Please convert each line of the material below into a JSON list of strings, one string per line, skipping blank lines and leaving the pictures out.

[Image-based layout entries]
----------
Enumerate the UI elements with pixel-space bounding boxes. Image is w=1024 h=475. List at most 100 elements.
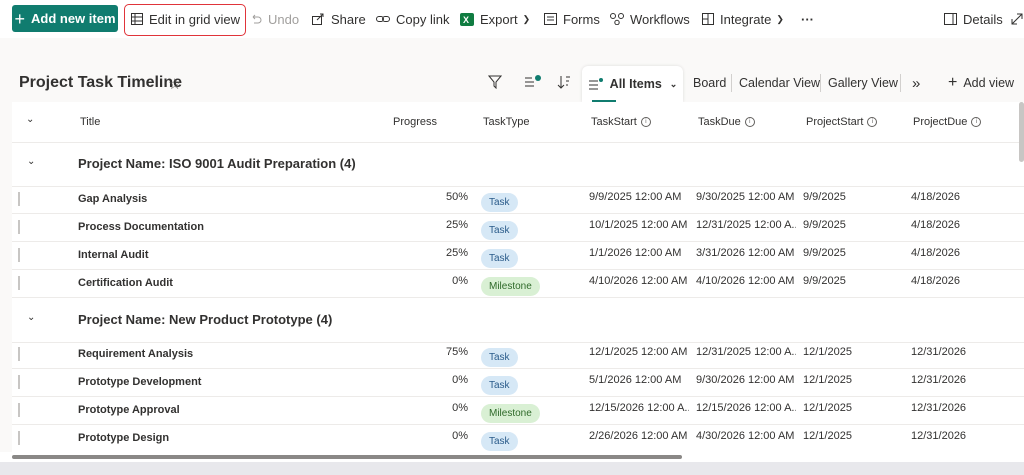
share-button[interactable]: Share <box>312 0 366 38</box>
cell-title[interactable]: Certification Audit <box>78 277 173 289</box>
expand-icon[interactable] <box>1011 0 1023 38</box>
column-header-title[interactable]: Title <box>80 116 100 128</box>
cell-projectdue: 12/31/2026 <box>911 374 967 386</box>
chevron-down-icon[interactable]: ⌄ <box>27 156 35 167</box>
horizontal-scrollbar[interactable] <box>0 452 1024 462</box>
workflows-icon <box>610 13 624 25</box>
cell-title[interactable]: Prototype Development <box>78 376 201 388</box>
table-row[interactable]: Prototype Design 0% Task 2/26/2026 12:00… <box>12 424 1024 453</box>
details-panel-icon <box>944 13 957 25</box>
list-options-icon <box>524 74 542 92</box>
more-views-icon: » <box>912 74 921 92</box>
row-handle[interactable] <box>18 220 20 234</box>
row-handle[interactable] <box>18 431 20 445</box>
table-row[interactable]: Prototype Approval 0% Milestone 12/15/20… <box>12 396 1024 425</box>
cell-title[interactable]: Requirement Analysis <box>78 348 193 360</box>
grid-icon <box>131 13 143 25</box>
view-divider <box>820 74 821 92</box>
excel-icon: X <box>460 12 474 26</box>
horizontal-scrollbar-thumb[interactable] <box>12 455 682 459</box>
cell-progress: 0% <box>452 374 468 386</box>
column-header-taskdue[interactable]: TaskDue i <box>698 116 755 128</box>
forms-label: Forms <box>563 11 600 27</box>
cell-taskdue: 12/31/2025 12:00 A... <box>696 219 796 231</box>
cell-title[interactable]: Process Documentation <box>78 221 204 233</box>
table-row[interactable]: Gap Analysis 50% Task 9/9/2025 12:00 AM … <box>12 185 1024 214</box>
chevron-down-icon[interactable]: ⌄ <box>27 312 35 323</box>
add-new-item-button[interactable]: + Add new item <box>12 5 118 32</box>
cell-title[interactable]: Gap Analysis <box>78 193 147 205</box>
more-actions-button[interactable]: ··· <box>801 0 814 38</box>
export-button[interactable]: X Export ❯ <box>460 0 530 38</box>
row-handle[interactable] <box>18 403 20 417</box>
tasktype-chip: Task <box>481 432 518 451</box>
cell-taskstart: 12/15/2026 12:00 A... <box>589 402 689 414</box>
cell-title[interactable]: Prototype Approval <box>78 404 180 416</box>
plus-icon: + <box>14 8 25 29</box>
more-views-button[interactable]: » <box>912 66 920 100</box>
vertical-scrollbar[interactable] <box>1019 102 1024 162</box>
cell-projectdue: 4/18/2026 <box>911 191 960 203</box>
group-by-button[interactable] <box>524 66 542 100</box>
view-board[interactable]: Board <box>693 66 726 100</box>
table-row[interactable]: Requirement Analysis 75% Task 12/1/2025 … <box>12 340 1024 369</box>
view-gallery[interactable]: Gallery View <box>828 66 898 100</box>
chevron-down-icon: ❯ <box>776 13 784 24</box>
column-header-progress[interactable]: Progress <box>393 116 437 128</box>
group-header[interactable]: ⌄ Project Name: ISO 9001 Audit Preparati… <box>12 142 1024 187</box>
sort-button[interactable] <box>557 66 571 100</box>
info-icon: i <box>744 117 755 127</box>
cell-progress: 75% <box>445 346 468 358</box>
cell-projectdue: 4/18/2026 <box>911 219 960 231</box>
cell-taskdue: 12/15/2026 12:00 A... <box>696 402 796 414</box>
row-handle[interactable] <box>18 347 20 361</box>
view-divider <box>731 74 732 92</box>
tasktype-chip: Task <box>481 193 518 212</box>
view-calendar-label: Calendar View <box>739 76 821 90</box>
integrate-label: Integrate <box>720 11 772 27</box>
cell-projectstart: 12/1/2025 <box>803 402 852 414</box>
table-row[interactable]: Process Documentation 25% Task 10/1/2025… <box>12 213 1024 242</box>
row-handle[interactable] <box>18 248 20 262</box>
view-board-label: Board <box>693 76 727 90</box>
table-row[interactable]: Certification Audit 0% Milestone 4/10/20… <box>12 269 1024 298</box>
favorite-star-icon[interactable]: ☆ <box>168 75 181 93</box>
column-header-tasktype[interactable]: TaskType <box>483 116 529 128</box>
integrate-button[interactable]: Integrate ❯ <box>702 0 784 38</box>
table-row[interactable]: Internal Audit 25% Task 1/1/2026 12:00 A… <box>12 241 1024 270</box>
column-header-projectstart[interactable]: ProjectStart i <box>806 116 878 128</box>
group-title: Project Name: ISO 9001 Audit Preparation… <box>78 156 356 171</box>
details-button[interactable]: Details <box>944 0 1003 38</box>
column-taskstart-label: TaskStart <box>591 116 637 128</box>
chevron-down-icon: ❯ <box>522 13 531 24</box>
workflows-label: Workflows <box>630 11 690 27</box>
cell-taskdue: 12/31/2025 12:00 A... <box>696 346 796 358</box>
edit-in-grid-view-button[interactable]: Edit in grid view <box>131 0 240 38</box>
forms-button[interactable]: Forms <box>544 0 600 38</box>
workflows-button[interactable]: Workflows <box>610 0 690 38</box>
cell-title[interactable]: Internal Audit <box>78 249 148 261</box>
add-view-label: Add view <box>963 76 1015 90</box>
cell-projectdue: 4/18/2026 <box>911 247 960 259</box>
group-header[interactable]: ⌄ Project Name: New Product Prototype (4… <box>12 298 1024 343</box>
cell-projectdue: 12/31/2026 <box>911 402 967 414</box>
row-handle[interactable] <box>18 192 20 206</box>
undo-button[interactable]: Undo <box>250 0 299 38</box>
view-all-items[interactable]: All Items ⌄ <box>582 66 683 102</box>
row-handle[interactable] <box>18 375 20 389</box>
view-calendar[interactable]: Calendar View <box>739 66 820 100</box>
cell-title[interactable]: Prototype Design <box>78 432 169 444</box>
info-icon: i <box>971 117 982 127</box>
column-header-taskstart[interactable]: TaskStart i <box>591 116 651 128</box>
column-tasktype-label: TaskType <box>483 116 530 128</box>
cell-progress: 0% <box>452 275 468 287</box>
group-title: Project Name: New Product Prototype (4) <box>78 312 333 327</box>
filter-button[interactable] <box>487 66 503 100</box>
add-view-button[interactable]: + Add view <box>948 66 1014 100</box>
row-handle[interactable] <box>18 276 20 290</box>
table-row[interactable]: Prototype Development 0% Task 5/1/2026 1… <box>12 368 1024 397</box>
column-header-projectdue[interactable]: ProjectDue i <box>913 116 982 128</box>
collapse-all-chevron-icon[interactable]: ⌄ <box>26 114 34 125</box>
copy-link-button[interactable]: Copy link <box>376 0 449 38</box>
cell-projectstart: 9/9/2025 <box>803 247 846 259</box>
----------
**Written response:**
[
  "Enumerate the UI elements with pixel-space bounding boxes. Image is w=1024 h=475. List at most 100 elements.",
  "share-button[interactable]: Share <box>312 0 366 38</box>",
  "cell-title[interactable]: Certification Audit <box>78 277 173 289</box>",
  "expand-icon[interactable] <box>1011 0 1023 38</box>",
  "column-header-title[interactable]: Title <box>80 116 100 128</box>",
  "cell-projectdue: 12/31/2026 <box>911 374 967 386</box>",
  "chevron-down-icon[interactable]: ⌄ <box>27 156 35 167</box>",
  "horizontal-scrollbar[interactable] <box>0 452 1024 462</box>",
  "workflows-icon <box>610 13 624 25</box>",
  "cell-title[interactable]: Prototype Development <box>78 376 201 388</box>",
  "table-row[interactable]: Prototype Design 0% Task 2/26/2026 12:00… <box>12 424 1024 453</box>",
  "details-panel-icon <box>944 13 957 25</box>",
  "list-options-icon <box>524 74 542 92</box>",
  "more-views-icon: » <box>912 74 921 92</box>",
  "row-handle[interactable] <box>18 220 20 234</box>",
  "row-handle[interactable] <box>18 431 20 445</box>",
  "table-row[interactable]: Prototype Approval 0% Milestone 12/15/20… <box>12 396 1024 425</box>",
  "cell-title[interactable]: Requirement Analysis <box>78 348 193 360</box>",
  "grid-icon <box>131 13 143 25</box>",
  "view-divider <box>820 74 821 92</box>",
  "excel-icon: X <box>460 12 474 26</box>",
  "horizontal-scrollbar-thumb[interactable] <box>12 455 682 459</box>",
  "cell-progress: 0% <box>452 374 468 386</box>",
  "column-header-taskdue[interactable]: TaskDue i <box>698 116 755 128</box>",
  "forms-label: Forms <box>563 11 600 27</box>",
  "cell-taskdue: 12/31/2025 12:00 A... <box>696 219 796 231</box>",
  "cell-title[interactable]: Process Documentation <box>78 221 204 233</box>",
  "table-row[interactable]: Gap Analysis 50% Task 9/9/2025 12:00 AM … <box>12 185 1024 214</box>",
  "chevron-down-icon[interactable]: ⌄ <box>27 312 35 323</box>",
  "add-new-item-button[interactable]: + Add new item <box>12 5 118 32</box>",
  "cell-title[interactable]: Gap Analysis <box>78 193 147 205</box>",
  "more-actions-button[interactable]: ··· <box>801 0 814 38</box>",
  "export-button[interactable]: X Export ❯ <box>460 0 530 38</box>",
  "row-handle[interactable] <box>18 403 20 417</box>",
  "tasktype-chip: Task <box>481 432 518 451</box>",
  "cell-taskstart: 12/15/2026 12:00 A... <box>589 402 689 414</box>",
  "cell-title[interactable]: Prototype Approval <box>78 404 180 416</box>",
  "plus-icon: + <box>14 8 25 29</box>",
  "more-views-button[interactable]: » <box>912 66 920 100</box>",
  "vertical-scrollbar[interactable] <box>1019 102 1024 162</box>",
  "cell-projectdue: 4/18/2026 <box>911 191 960 203</box>",
  "group-by-button[interactable] <box>524 66 542 100</box>",
  "view-board[interactable]: Board <box>693 66 726 100</box>",
  "table-row[interactable]: Requirement Analysis 75% Task 12/1/2025 … <box>12 340 1024 369</box>",
  "view-gallery[interactable]: Gallery View <box>828 66 898 100</box>",
  "chevron-down-icon: ❯ <box>776 13 784 24</box>",
  "column-header-progress[interactable]: Progress <box>393 116 437 128</box>",
  "group-header[interactable]: ⌄ Project Name: ISO 9001 Audit Preparati… <box>12 142 1024 187</box>",
  "sort-button[interactable] <box>557 66 571 100</box>",
  "info-icon: i <box>744 117 755 127</box>",
  "cell-progress: 75% <box>445 346 468 358</box>",
  "cell-projectdue: 4/18/2026 <box>911 219 960 231</box>",
  "cell-taskdue: 12/15/2026 12:00 A... <box>696 402 796 414</box>",
  "row-handle[interactable] <box>18 347 20 361</box>",
  "view-divider <box>731 74 732 92</box>",
  "tasktype-chip: Task <box>481 193 518 212</box>",
  "view-calendar-label: Calendar View <box>739 76 821 90</box>",
  "integrate-label: Integrate <box>720 11 772 27</box>",
  "cell-projectstart: 12/1/2025 <box>803 402 852 414</box>",
  "table-row[interactable]: Process Documentation 25% Task 10/1/2025… <box>12 213 1024 242</box>",
  "row-handle[interactable] <box>18 248 20 262</box>",
  "view-board-label: Board <box>693 76 727 90</box>",
  "table-row[interactable]: Certification Audit 0% Milestone 4/10/20… <box>12 269 1024 298</box>",
  "favorite-star-icon[interactable]: ☆ <box>168 75 181 93</box>",
  "column-header-tasktype[interactable]: TaskType <box>483 116 529 128</box>",
  "integrate-button[interactable]: Integrate ❯ <box>702 0 784 38</box>",
  "table-row[interactable]: Internal Audit 25% Task 1/1/2026 12:00 A… <box>12 241 1024 270</box>",
  "column-header-projectstart[interactable]: ProjectStart i <box>806 116 878 128</box>",
  "group-title: Project Name: ISO 9001 Audit Preparation… <box>78 156 356 171</box>",
  "details-button[interactable]: Details <box>944 0 1003 38</box>",
  "column-taskstart-label: TaskStart <box>591 116 637 128</box>",
  "chevron-down-icon: ❯ <box>522 13 531 24</box>",
  "workflows-label: Workflows <box>630 11 690 27</box>",
  "cell-taskdue: 12/31/2025 12:00 A... <box>696 346 796 358</box>",
  "edit-in-grid-view-button[interactable]: Edit in grid view <box>131 0 240 38</box>",
  "forms-button[interactable]: Forms <box>544 0 600 38</box>",
  "workflows-button[interactable]: Workflows <box>610 0 690 38</box>",
  "cell-title[interactable]: Internal Audit <box>78 249 148 261</box>",
  "add-view-label: Add view <box>963 76 1015 90</box>",
  "cell-projectdue: 4/18/2026 <box>911 247 960 259</box>",
  "group-header[interactable]: ⌄ Project Name: New Product Prototype (4… <box>12 298 1024 343</box>",
  "cell-projectdue: 12/31/2026 <box>911 402 967 414</box>",
  "row-handle[interactable] <box>18 192 20 206</box>",
  "undo-button[interactable]: Undo <box>250 0 299 38</box>",
  "view-all-items[interactable]: All Items ⌄ <box>582 66 683 102</box>",
  "row-handle[interactable] <box>18 375 20 389</box>",
  "view-calendar[interactable]: Calendar View <box>739 66 820 100</box>",
  "cell-title[interactable]: Prototype Design <box>78 432 169 444</box>",
  "info-icon: i <box>971 117 982 127</box>",
  "column-header-taskstart[interactable]: TaskStart i <box>591 116 651 128</box>",
  "column-tasktype-label: TaskType <box>483 116 530 128</box>",
  "cell-progress: 0% <box>452 275 468 287</box>",
  "group-title: Project Name: New Product Prototype (4) <box>78 312 333 327</box>",
  "filter-button[interactable] <box>487 66 503 100</box>",
  "add-view-button[interactable]: + Add view <box>948 66 1014 100</box>",
  "row-handle[interactable] <box>18 276 20 290</box>",
  "table-row[interactable]: Prototype Development 0% Task 5/1/2026 1… <box>12 368 1024 397</box>",
  "column-header-projectdue[interactable]: ProjectDue i <box>913 116 982 128</box>",
  "collapse-all-chevron-icon[interactable]: ⌄ <box>26 114 34 125</box>",
  "copy-link-button[interactable]: Copy link <box>376 0 449 38</box>",
  "cell-projectstart: 9/9/2025 <box>803 247 846 259</box>"
]